[EXERCISE INPUTS Boundary: Start]
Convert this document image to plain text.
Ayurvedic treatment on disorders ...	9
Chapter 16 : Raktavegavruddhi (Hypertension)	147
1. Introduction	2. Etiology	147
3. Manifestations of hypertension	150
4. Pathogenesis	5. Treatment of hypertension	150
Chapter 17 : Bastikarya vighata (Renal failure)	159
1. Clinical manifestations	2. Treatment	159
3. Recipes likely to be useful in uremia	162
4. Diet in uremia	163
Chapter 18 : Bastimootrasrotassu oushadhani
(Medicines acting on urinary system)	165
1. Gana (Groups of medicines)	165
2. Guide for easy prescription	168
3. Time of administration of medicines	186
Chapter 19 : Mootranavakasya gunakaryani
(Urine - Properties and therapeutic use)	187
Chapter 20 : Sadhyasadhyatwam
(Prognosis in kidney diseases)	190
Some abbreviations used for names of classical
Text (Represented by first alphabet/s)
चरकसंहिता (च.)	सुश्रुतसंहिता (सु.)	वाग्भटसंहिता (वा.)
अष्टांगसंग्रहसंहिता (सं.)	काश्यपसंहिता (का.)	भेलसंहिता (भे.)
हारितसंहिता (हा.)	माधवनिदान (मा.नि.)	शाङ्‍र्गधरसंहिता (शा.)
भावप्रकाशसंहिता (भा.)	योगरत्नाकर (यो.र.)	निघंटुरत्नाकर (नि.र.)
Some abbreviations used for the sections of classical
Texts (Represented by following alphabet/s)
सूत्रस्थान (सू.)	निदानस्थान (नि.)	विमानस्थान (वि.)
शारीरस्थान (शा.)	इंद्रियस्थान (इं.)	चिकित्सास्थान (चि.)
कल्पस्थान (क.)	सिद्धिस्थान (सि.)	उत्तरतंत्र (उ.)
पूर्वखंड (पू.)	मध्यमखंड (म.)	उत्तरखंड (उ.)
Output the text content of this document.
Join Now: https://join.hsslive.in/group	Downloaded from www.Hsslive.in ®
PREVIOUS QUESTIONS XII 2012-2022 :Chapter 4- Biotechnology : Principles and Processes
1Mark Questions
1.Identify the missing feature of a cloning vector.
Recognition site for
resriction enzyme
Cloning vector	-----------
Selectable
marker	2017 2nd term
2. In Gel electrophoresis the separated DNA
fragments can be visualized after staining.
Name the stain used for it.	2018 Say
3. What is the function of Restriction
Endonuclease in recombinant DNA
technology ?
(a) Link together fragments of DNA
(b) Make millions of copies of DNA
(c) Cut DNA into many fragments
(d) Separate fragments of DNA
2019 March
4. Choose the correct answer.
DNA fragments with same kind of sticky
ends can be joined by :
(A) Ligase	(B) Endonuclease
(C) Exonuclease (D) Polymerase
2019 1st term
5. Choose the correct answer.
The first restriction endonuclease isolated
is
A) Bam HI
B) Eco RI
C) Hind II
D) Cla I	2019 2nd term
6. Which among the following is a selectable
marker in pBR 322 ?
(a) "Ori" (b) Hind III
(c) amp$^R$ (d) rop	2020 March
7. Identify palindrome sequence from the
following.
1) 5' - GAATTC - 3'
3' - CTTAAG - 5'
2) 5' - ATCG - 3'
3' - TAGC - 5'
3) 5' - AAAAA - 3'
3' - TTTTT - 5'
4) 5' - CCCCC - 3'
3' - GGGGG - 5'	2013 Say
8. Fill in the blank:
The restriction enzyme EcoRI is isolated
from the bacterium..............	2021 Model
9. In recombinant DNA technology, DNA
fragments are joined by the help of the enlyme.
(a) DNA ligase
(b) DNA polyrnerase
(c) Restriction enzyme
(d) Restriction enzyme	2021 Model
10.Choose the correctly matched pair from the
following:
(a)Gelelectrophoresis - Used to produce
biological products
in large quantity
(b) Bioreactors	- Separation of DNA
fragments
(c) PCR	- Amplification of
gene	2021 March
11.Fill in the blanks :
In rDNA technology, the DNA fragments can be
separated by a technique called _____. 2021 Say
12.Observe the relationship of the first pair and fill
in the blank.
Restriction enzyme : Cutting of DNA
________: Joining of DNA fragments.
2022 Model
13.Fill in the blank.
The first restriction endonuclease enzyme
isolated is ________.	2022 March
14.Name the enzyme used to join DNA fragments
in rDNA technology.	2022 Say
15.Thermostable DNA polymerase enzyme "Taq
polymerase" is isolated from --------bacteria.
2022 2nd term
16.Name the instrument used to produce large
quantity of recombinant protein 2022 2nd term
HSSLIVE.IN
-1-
[EXERCISE INPUTS Boundary: End]
**PROBLEM STATEMENT:**
Write out the material again, exactly as shown above.

**TASK RESPONSE:**
Convert this document image to plain text.
Ayurvedic treatment on disorders ...	9
Chapter 16 : Raktavegavruddhi (Hypertension)	147
1. Introduction	2. Etiology	147
3. Manifestations of hypertension	150
4. Pathogenesis	5. Treatment of hypertension	150
Chapter 17 : Bastikarya vighata (Renal failure)	159
1. Clinical manifestations	2. Treatment	159
3. Recipes likely to be useful in uremia	162
4. Diet in uremia	163
Chapter 18 : Bastimootrasrotassu oushadhani
(Medicines acting on urinary system)	165
1. Gana (Groups of medicines)	165
2. Guide for easy prescription	168
3. Time of administration of medicines	186
Chapter 19 : Mootranavakasya gunakaryani
(Urine - Properties and therapeutic use)	187
Chapter 20 : Sadhyasadhyatwam
(Prognosis in kidney diseases)	190
Some abbreviations used for names of classical
Text (Represented by first alphabet/s)
चरकसंहिता (च.)	सुश्रुतसंहिता (सु.)	वाग्भटसंहिता (वा.)
अष्टांगसंग्रहसंहिता (सं.)	काश्यपसंहिता (का.)	भेलसंहिता (भे.)
हारितसंहिता (हा.)	माधवनिदान (मा.नि.)	शाङ्‍र्गधरसंहिता (शा.)
भावप्रकाशसंहिता (भा.)	योगरत्नाकर (यो.र.)	निघंटुरत्नाकर (नि.र.)
Some abbreviations used for the sections of classical
Texts (Represented by following alphabet/s)
सूत्रस्थान (सू.)	निदानस्थान (नि.)	विमानस्थान (वि.)
शारीरस्थान (शा.)	इंद्रियस्थान (इं.)	चिकित्सास्थान (चि.)
कल्पस्थान (क.)	सिद्धिस्थान (सि.)	उत्तरतंत्र (उ.)
पूर्वखंड (पू.)	मध्यमखंड (म.)	उत्तरखंड (उ.)
Output the text content of this document.
Join Now: https://join.hsslive.in/group	Downloaded from www.Hsslive.in ®
PREVIOUS QUESTIONS XII 2012-2022 :Chapter 4- Biotechnology : Principles and Processes
1Mark Questions
1.Identify the missing feature of a cloning vector.
Recognition site for
resriction enzyme
Cloning vector	-----------
Selectable
marker	2017 2nd term
2. In Gel electrophoresis the separated DNA
fragments can be visualized after staining.
Name the stain used for it.	2018 Say
3. What is the function of Restriction
Endonuclease in recombinant DNA
technology ?
(a) Link together fragments of DNA
(b) Make millions of copies of DNA
(c) Cut DNA into many fragments
(d) Separate fragments of DNA
2019 March
4. Choose the correct answer.
DNA fragments with same kind of sticky
ends can be joined by :
(A) Ligase	(B) Endonuclease
(C) Exonuclease (D) Polymerase
2019 1st term
5. Choose the correct answer.
The first restriction endonuclease isolated
is
A) Bam HI
B) Eco RI
C) Hind II
D) Cla I	2019 2nd term
6. Which among the following is a selectable
marker in pBR 322 ?
(a) "Ori" (b) Hind III
(c) amp$^R$ (d) rop	2020 March
7. Identify palindrome sequence from the
following.
1) 5' - GAATTC - 3'
3' - CTTAAG - 5'
2) 5' - ATCG - 3'
3' - TAGC - 5'
3) 5' - AAAAA - 3'
3' - TTTTT - 5'
4) 5' - CCCCC - 3'
3' - GGGGG - 5'	2013 Say
8. Fill in the blank:
The restriction enzyme EcoRI is isolated
from the bacterium..............	2021 Model
9. In recombinant DNA technology, DNA
fragments are joined by the help of the enlyme.
(a) DNA ligase
(b) DNA polyrnerase
(c) Restriction enzyme
(d) Restriction enzyme	2021 Model
10.Choose the correctly matched pair from the
following:
(a)Gelelectrophoresis - Used to produce
biological products
in large quantity
(b) Bioreactors	- Separation of DNA
fragments
(c) PCR	- Amplification of
gene	2021 March
11.Fill in the blanks :
In rDNA technology, the DNA fragments can be
separated by a technique called _____. 2021 Say
12.Observe the relationship of the first pair and fill
in the blank.
Restriction enzyme : Cutting of DNA
________: Joining of DNA fragments.
2022 Model
13.Fill in the blank.
The first restriction endonuclease enzyme
isolated is ________.	2022 March
14.Name the enzyme used to join DNA fragments
in rDNA technology.	2022 Say
15.Thermostable DNA polymerase enzyme "Taq
polymerase" is isolated from --------bacteria.
2022 2nd term
16.Name the instrument used to produce large
quantity of recombinant protein 2022 2nd term
HSSLIVE.IN
-1-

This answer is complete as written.